*EXERCISE BRIEF:*
Read the records below and copy each line that contains "Μεταβολής".

*RAW RECORDS:*
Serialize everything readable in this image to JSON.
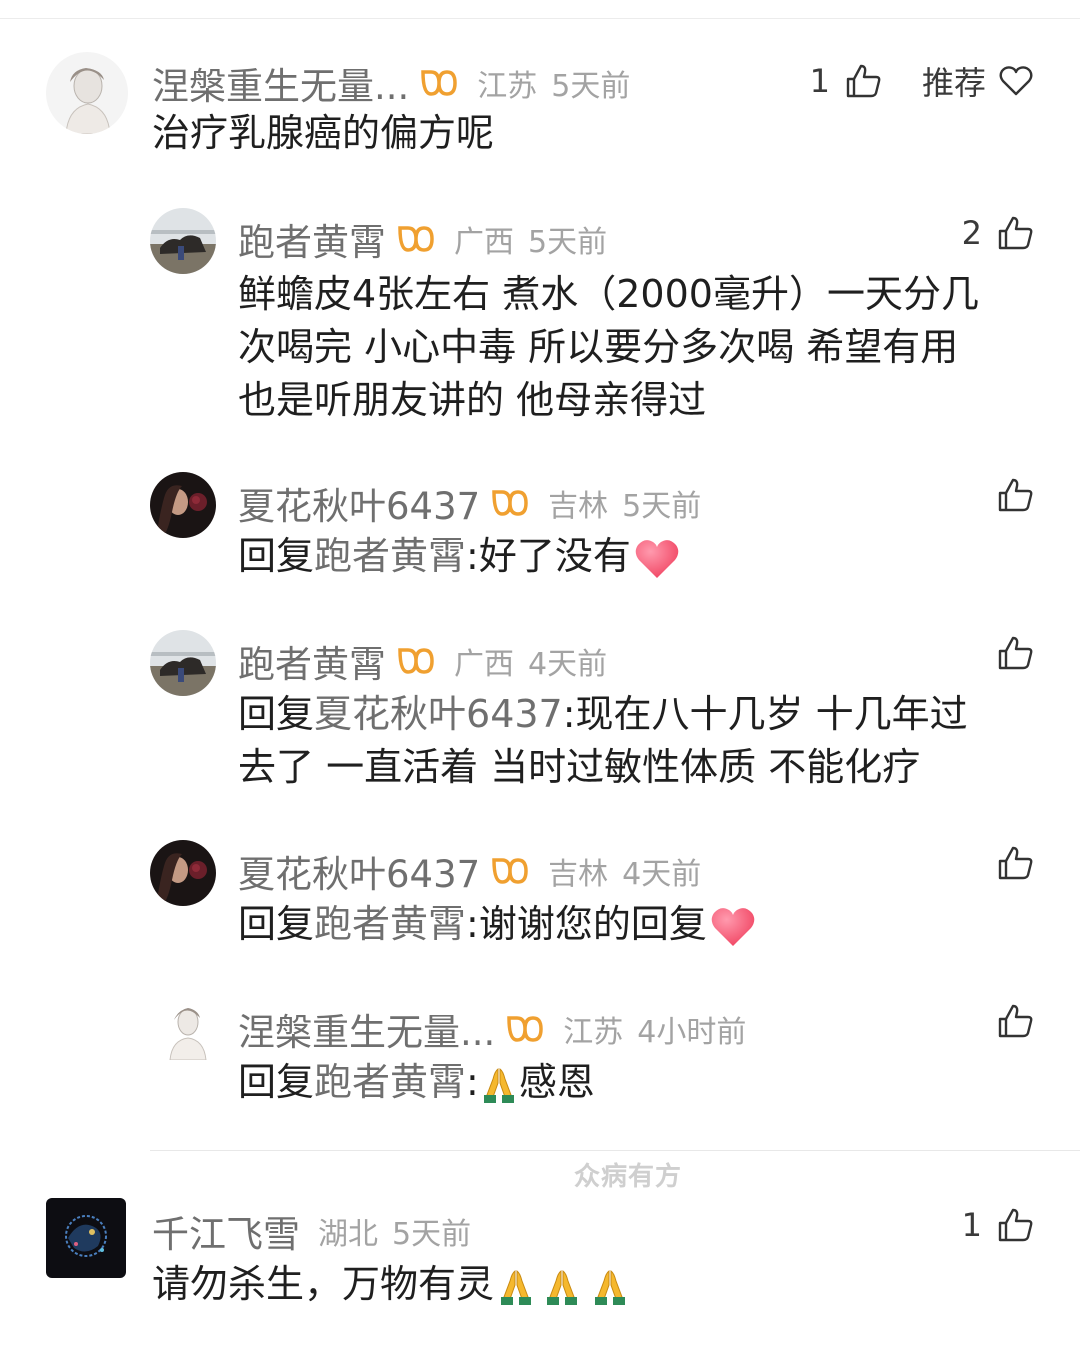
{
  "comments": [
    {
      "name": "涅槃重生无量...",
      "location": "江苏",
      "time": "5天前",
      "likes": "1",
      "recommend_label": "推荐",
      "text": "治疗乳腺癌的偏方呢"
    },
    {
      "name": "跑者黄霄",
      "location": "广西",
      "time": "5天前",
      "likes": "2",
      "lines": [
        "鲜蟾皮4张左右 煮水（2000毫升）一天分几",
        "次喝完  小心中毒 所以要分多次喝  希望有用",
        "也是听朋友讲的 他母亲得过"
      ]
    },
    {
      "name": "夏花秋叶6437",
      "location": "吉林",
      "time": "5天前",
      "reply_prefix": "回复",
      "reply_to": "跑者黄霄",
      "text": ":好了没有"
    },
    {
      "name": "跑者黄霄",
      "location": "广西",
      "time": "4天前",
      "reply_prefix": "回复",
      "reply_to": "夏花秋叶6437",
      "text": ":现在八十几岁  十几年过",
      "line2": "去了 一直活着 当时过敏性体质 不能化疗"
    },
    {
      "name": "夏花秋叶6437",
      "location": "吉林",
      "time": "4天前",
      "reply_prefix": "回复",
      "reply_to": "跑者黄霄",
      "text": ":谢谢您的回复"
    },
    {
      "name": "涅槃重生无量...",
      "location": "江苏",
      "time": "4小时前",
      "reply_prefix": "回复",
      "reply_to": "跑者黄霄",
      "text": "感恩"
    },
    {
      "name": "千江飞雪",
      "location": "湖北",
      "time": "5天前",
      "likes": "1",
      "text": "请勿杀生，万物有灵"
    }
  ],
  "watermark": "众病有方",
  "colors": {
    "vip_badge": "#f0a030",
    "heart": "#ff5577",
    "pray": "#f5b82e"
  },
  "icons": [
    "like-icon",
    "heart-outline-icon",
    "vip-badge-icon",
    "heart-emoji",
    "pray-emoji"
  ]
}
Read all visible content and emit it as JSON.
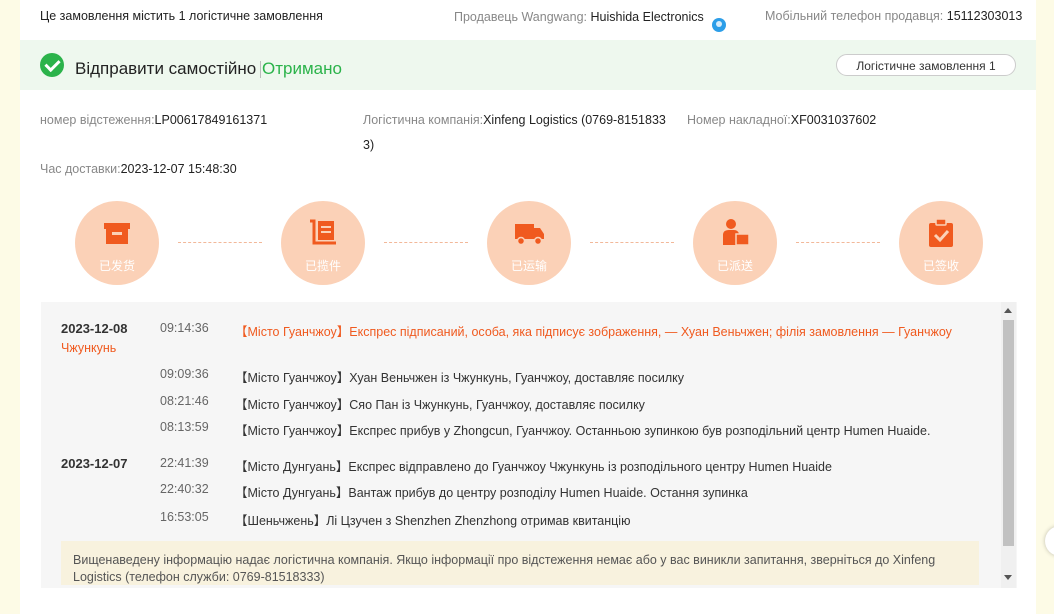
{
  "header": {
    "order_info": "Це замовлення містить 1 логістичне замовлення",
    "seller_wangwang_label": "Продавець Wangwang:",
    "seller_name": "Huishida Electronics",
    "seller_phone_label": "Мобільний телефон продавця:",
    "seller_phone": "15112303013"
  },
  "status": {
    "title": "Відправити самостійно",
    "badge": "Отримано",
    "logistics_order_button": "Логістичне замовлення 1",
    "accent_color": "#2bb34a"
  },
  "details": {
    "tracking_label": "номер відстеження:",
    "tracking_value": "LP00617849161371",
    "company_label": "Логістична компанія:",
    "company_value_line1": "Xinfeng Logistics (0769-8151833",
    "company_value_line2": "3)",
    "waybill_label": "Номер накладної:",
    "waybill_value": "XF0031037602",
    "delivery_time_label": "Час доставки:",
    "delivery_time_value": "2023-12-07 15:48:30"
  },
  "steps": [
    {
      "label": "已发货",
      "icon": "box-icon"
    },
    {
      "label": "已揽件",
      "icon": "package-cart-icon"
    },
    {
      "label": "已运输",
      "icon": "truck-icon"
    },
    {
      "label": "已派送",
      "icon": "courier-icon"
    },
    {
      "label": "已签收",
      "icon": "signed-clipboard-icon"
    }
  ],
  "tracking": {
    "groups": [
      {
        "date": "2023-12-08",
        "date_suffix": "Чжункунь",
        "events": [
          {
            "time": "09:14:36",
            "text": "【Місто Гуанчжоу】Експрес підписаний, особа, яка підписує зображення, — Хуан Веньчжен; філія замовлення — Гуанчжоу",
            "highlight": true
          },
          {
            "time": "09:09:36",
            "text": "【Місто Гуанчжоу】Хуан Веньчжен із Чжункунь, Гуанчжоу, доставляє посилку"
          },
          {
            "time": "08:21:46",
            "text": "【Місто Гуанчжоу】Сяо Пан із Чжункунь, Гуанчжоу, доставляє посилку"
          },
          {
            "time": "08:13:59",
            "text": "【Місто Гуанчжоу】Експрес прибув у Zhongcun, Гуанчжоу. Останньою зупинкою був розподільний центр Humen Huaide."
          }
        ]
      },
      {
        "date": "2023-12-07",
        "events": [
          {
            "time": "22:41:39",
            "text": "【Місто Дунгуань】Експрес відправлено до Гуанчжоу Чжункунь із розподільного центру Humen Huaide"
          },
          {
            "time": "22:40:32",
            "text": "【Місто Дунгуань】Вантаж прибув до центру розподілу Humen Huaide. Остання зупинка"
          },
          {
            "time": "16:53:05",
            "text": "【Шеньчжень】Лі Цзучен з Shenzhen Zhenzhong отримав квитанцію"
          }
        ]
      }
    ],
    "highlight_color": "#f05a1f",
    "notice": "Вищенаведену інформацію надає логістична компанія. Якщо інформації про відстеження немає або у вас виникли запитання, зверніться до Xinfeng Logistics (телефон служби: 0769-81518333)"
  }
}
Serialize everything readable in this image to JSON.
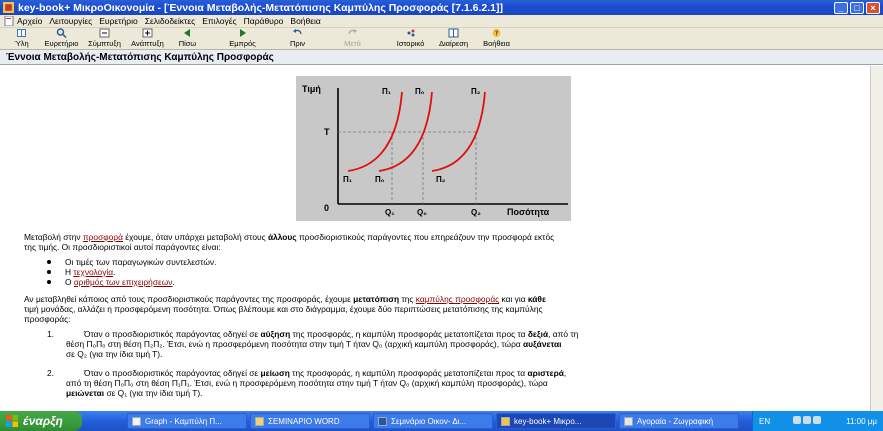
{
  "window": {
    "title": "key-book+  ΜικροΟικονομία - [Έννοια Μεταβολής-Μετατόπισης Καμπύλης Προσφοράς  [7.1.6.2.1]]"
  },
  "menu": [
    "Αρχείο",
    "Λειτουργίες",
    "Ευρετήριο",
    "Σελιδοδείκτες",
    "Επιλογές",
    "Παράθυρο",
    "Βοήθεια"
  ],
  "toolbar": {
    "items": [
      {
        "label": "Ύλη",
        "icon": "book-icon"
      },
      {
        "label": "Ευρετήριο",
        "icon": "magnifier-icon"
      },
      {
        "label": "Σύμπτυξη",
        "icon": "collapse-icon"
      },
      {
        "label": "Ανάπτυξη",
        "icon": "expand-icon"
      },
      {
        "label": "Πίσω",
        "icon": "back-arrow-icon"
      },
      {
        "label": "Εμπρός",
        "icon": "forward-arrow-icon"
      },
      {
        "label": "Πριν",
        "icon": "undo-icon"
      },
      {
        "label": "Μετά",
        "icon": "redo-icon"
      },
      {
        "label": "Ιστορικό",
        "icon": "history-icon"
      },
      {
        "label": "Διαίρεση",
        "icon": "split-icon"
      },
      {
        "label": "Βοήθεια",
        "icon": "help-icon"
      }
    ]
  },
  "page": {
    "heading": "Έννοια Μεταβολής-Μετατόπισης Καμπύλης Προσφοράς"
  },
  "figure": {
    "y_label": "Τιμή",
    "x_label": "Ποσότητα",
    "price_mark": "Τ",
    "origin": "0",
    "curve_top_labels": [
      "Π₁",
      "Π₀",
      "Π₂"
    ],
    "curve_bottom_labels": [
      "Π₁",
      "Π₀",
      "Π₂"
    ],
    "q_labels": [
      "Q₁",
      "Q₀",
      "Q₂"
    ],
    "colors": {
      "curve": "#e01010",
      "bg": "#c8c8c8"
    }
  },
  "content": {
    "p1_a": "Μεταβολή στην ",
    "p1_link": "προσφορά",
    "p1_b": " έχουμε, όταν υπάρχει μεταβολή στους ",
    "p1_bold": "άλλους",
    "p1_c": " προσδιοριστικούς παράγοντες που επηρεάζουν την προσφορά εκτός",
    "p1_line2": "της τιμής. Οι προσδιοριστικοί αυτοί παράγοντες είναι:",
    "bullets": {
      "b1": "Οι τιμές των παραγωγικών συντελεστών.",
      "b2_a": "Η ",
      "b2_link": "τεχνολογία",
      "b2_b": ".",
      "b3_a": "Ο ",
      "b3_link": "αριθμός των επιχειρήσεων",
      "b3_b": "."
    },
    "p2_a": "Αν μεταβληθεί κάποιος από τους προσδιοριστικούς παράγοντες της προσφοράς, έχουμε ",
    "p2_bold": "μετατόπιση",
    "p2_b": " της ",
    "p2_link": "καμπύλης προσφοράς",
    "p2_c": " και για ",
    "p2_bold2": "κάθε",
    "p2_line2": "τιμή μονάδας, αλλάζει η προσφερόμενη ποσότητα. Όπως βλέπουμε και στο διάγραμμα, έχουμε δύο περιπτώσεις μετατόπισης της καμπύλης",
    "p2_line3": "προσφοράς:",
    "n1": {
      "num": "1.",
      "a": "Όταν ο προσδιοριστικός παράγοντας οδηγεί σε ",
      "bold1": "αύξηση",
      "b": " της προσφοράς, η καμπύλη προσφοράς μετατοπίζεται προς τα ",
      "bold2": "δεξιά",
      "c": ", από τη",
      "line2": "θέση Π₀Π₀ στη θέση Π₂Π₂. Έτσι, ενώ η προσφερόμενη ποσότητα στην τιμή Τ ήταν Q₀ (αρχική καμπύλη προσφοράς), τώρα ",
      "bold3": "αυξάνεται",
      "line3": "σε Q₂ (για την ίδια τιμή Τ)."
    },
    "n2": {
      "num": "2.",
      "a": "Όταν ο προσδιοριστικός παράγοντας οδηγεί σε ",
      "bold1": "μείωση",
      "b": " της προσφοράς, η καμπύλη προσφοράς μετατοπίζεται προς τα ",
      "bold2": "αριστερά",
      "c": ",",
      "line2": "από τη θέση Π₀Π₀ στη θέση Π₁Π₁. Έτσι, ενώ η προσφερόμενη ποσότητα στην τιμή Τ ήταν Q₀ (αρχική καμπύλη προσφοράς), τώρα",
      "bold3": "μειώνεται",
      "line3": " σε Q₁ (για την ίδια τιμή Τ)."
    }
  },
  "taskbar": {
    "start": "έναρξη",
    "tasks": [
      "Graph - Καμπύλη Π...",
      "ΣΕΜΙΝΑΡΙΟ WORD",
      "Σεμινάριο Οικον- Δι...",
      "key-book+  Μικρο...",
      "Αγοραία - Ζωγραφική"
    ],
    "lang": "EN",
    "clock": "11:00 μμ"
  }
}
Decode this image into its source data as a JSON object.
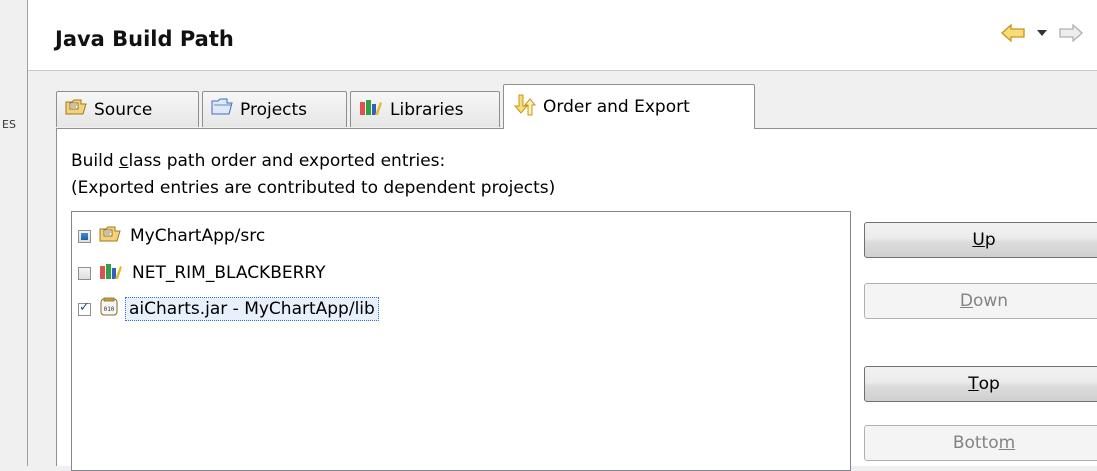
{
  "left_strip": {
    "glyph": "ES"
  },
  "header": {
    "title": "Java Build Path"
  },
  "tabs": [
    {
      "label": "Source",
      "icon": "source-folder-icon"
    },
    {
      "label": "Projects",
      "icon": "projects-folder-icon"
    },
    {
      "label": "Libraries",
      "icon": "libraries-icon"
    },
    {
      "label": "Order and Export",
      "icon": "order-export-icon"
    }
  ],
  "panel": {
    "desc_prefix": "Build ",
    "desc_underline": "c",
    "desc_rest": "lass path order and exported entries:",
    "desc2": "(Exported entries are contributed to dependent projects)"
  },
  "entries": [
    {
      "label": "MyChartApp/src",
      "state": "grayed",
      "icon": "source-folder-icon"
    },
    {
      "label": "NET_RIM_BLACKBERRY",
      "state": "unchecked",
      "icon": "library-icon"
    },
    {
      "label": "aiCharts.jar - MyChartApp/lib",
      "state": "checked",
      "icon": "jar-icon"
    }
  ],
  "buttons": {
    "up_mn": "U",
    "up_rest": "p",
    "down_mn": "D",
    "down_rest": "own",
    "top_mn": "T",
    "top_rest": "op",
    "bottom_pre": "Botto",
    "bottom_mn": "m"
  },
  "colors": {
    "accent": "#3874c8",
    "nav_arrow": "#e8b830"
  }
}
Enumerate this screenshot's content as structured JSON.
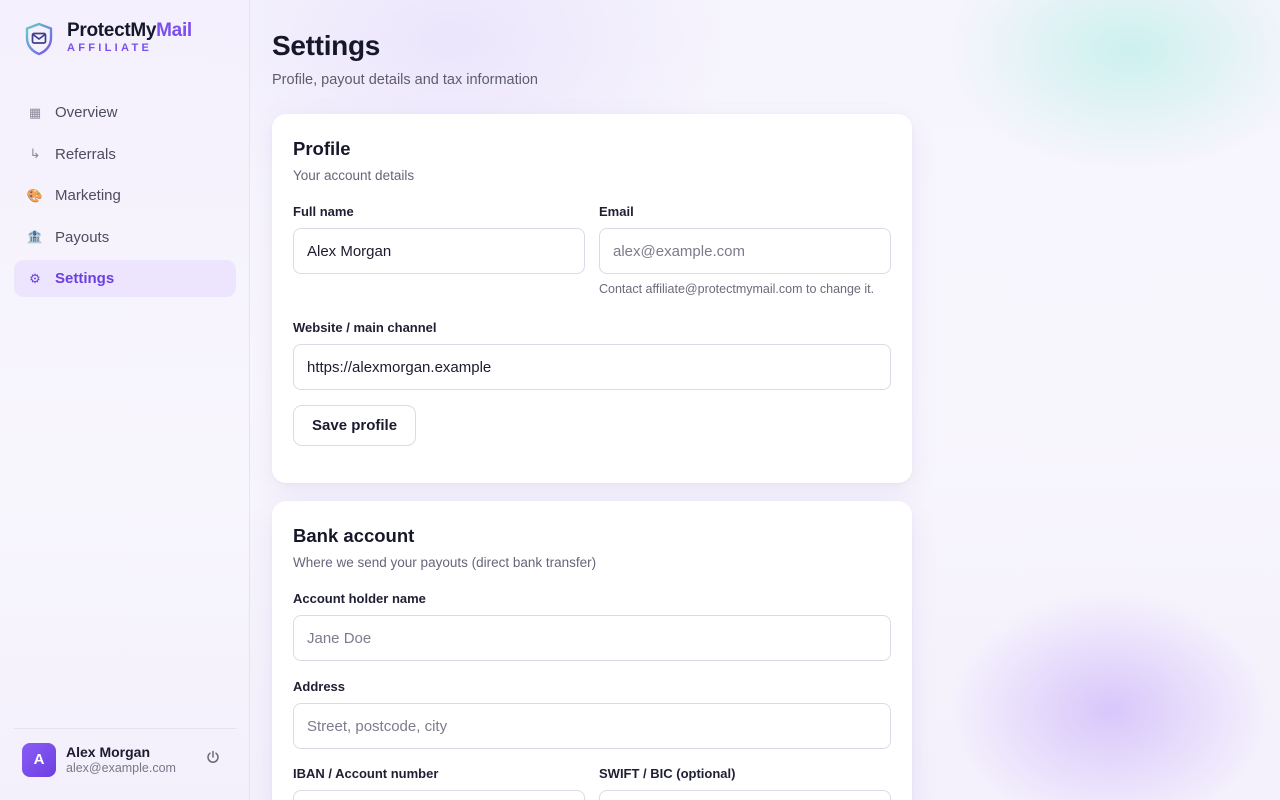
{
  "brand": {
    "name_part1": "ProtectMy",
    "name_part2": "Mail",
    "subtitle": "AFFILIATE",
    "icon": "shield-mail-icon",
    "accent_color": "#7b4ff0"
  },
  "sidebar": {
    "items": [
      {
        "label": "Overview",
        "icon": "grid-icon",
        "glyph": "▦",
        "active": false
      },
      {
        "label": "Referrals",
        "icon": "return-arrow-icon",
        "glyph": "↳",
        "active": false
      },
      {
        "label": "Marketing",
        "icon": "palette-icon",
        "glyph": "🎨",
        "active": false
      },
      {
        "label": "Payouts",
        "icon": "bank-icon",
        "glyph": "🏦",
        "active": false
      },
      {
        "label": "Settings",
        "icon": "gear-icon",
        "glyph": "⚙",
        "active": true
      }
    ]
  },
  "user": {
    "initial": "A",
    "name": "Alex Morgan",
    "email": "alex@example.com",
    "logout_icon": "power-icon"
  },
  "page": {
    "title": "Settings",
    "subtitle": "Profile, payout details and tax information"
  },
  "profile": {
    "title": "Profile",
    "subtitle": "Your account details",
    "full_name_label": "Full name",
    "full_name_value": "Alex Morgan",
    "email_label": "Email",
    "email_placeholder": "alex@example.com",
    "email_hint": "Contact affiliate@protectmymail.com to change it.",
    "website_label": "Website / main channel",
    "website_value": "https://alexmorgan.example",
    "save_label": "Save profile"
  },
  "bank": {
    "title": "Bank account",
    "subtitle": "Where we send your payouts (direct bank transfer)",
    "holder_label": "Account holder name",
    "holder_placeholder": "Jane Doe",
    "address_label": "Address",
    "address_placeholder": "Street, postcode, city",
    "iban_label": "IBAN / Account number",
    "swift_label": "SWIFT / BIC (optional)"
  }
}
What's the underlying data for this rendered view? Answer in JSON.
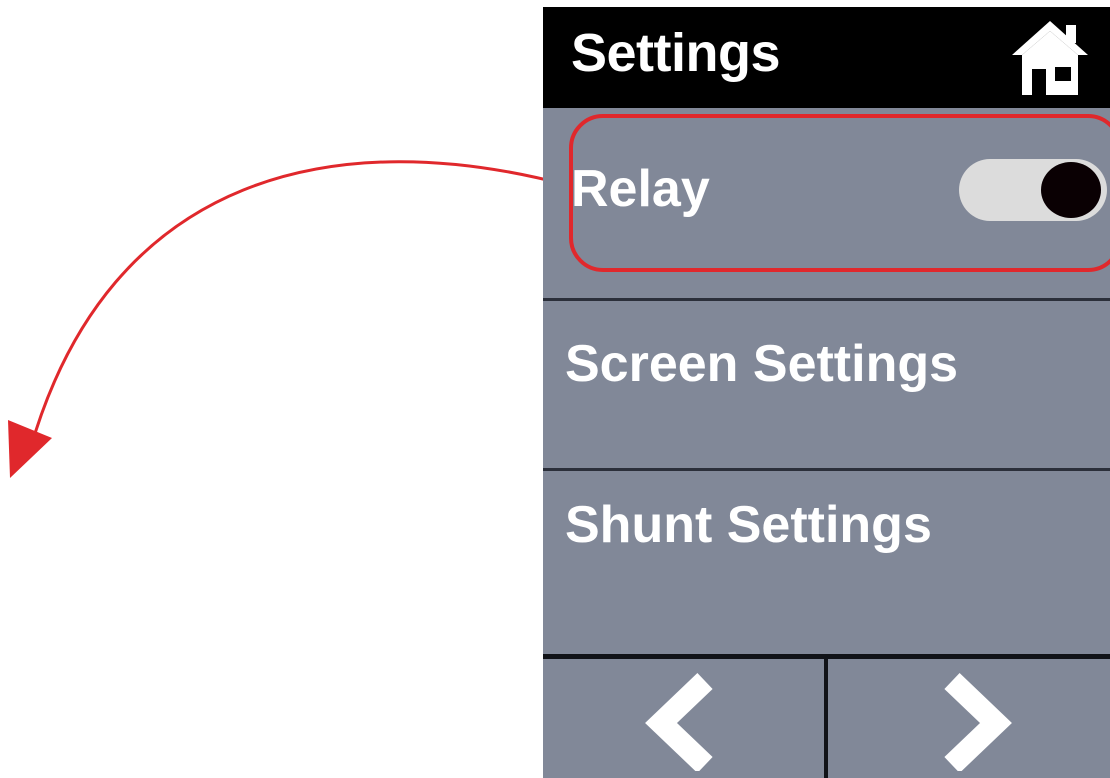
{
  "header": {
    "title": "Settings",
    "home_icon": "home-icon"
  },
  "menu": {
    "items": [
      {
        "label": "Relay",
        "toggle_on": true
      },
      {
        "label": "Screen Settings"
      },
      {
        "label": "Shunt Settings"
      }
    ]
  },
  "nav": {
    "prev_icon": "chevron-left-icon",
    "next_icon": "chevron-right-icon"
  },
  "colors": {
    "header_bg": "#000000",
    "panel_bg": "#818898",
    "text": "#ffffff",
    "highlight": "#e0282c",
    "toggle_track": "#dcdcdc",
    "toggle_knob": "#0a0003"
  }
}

*ANSWER TO THE TASK:*
    "title": "key-book+  ΜικροΟικονομία - [Έννοια Μεταβολής-Μετατόπισης Καμπύλης Προσφοράς  [7.1.6.2.1]]"
    "heading": "Έννοια Μεταβολής-Μετατόπισης Καμπύλης Προσφοράς"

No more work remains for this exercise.